__WRITTEN INSTRUCTION__
Print the records below exactly as they appear.

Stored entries

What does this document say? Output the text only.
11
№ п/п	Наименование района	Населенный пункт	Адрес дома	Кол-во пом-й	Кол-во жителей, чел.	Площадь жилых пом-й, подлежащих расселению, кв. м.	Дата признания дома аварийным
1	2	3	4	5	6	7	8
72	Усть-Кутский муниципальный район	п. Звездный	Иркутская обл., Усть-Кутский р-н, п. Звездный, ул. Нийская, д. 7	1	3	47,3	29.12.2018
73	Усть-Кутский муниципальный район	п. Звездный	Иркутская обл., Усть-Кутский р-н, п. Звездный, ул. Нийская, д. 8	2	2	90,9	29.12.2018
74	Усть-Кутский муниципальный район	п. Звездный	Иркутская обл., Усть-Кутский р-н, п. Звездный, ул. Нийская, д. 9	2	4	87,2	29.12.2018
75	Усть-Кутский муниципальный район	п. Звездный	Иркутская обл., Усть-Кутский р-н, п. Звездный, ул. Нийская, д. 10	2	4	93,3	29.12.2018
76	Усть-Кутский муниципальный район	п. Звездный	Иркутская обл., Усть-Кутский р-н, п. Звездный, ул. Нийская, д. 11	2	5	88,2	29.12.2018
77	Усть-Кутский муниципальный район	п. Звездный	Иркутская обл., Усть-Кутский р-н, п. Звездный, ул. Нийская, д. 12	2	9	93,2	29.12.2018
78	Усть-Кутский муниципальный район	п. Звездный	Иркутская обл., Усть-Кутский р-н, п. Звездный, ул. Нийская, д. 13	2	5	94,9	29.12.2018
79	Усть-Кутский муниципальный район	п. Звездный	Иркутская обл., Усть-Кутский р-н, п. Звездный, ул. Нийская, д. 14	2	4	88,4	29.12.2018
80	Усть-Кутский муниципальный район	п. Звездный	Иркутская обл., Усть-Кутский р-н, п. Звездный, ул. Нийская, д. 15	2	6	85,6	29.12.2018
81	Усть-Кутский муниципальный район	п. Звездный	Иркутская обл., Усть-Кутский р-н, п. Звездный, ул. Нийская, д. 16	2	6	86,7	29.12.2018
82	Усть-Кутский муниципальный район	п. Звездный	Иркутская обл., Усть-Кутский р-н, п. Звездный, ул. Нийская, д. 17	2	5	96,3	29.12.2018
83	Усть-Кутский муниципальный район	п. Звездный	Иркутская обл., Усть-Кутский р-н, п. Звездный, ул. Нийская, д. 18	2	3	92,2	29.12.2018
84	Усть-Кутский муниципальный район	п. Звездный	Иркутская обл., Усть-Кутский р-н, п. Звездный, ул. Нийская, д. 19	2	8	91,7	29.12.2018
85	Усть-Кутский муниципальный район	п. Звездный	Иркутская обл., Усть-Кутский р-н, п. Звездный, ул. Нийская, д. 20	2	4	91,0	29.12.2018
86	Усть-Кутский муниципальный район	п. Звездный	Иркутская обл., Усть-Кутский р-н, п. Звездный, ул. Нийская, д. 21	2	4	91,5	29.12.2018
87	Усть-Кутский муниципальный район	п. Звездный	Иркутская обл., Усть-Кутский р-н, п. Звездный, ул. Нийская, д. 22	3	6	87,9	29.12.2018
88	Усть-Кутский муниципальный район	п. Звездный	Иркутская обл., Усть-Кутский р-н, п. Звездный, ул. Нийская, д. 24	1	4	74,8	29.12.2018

__ANSWER TO THE PROBLEM__
What does this document say? Output the text only.
11
№ п/п	Наименование района	Населенный пункт	Адрес дома	Кол-во пом-й	Кол-во жителей, чел.	Площадь жилых пом-й, подлежащих расселению, кв. м.	Дата признания дома аварийным
1	2	3	4	5	6	7	8
72	Усть-Кутский муниципальный район	п. Звездный	Иркутская обл., Усть-Кутский р-н, п. Звездный, ул. Нийская, д. 7	1	3	47,3	29.12.2018
73	Усть-Кутский муниципальный район	п. Звездный	Иркутская обл., Усть-Кутский р-н, п. Звездный, ул. Нийская, д. 8	2	2	90,9	29.12.2018
74	Усть-Кутский муниципальный район	п. Звездный	Иркутская обл., Усть-Кутский р-н, п. Звездный, ул. Нийская, д. 9	2	4	87,2	29.12.2018
75	Усть-Кутский муниципальный район	п. Звездный	Иркутская обл., Усть-Кутский р-н, п. Звездный, ул. Нийская, д. 10	2	4	93,3	29.12.2018
76	Усть-Кутский муниципальный район	п. Звездный	Иркутская обл., Усть-Кутский р-н, п. Звездный, ул. Нийская, д. 11	2	5	88,2	29.12.2018
77	Усть-Кутский муниципальный район	п. Звездный	Иркутская обл., Усть-Кутский р-н, п. Звездный, ул. Нийская, д. 12	2	9	93,2	29.12.2018
78	Усть-Кутский муниципальный район	п. Звездный	Иркутская обл., Усть-Кутский р-н, п. Звездный, ул. Нийская, д. 13	2	5	94,9	29.12.2018
79	Усть-Кутский муниципальный район	п. Звездный	Иркутская обл., Усть-Кутский р-н, п. Звездный, ул. Нийская, д. 14	2	4	88,4	29.12.2018
80	Усть-Кутский муниципальный район	п. Звездный	Иркутская обл., Усть-Кутский р-н, п. Звездный, ул. Нийская, д. 15	2	6	85,6	29.12.2018
81	Усть-Кутский муниципальный район	п. Звездный	Иркутская обл., Усть-Кутский р-н, п. Звездный, ул. Нийская, д. 16	2	6	86,7	29.12.2018
82	Усть-Кутский муниципальный район	п. Звездный	Иркутская обл., Усть-Кутский р-н, п. Звездный, ул. Нийская, д. 17	2	5	96,3	29.12.2018
83	Усть-Кутский муниципальный район	п. Звездный	Иркутская обл., Усть-Кутский р-н, п. Звездный, ул. Нийская, д. 18	2	3	92,2	29.12.2018
84	Усть-Кутский муниципальный район	п. Звездный	Иркутская обл., Усть-Кутский р-н, п. Звездный, ул. Нийская, д. 19	2	8	91,7	29.12.2018
85	Усть-Кутский муниципальный район	п. Звездный	Иркутская обл., Усть-Кутский р-н, п. Звездный, ул. Нийская, д. 20	2	4	91,0	29.12.2018
86	Усть-Кутский муниципальный район	п. Звездный	Иркутская обл., Усть-Кутский р-н, п. Звездный, ул. Нийская, д. 21	2	4	91,5	29.12.2018
87	Усть-Кутский муниципальный район	п. Звездный	Иркутская обл., Усть-Кутский р-н, п. Звездный, ул. Нийская, д. 22	3	6	87,9	29.12.2018
88	Усть-Кутский муниципальный район	п. Звездный	Иркутская обл., Усть-Кутский р-н, п. Звездный, ул. Нийская, д. 24	1	4	74,8	29.12.2018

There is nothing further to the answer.